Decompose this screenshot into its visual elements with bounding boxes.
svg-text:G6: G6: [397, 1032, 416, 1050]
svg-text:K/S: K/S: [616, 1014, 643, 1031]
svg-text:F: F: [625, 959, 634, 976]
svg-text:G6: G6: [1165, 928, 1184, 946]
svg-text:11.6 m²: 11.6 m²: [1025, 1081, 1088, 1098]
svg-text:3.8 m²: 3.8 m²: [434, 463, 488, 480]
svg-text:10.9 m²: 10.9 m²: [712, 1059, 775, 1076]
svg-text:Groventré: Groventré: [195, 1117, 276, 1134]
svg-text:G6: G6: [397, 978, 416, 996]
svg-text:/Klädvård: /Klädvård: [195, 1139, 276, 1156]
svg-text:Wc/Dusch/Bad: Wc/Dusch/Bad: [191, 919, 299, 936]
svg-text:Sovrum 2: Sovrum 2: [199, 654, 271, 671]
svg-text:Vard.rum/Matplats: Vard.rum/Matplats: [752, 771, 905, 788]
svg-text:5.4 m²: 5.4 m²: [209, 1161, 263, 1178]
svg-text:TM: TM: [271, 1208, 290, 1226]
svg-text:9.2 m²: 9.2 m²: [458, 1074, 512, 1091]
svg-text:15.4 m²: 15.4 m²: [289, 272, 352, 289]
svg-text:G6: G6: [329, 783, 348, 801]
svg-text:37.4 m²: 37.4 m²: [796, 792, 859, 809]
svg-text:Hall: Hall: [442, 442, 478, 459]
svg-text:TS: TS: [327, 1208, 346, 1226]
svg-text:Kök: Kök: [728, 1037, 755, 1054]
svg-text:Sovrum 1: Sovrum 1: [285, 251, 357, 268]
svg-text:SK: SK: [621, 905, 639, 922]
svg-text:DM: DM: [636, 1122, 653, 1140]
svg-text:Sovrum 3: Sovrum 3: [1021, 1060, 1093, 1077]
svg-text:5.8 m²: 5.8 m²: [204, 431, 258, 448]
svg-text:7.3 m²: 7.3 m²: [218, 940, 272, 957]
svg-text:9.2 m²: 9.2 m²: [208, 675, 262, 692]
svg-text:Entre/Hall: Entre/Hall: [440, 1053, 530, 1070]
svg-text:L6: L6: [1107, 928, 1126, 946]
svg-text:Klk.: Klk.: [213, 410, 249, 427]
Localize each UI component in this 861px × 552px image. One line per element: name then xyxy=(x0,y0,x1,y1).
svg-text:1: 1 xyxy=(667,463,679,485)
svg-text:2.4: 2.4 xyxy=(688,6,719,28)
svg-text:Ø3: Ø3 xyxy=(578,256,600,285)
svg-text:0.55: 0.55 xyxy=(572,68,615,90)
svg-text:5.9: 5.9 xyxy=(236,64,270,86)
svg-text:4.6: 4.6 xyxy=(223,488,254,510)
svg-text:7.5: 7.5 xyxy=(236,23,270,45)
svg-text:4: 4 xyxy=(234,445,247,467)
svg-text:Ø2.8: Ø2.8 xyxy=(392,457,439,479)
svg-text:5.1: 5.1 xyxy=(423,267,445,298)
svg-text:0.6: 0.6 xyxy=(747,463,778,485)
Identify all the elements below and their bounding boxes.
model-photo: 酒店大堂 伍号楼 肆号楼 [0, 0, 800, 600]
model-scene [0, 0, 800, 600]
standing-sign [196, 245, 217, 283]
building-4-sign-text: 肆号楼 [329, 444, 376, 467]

═══

STATED EXERCISE -
Reproduce verbatim everything from the start of the records down to the line containing "svg-text:Sovrum 2: Sovrum", including that line.

RIGHT ANSWER -
Decompose this screenshot into its visual elements with bounding boxes.
svg-text:G6: G6: [397, 1032, 416, 1050]
svg-text:K/S: K/S: [616, 1014, 643, 1031]
svg-text:F: F: [625, 959, 634, 976]
svg-text:G6: G6: [1165, 928, 1184, 946]
svg-text:11.6 m²: 11.6 m²: [1025, 1081, 1088, 1098]
svg-text:3.8 m²: 3.8 m²: [434, 463, 488, 480]
svg-text:10.9 m²: 10.9 m²: [712, 1059, 775, 1076]
svg-text:Groventré: Groventré: [195, 1117, 276, 1134]
svg-text:G6: G6: [397, 978, 416, 996]
svg-text:/Klädvård: /Klädvård: [195, 1139, 276, 1156]
svg-text:Wc/Dusch/Bad: Wc/Dusch/Bad: [191, 919, 299, 936]
svg-text:Sovrum 2: Sovrum 2: [199, 654, 271, 671]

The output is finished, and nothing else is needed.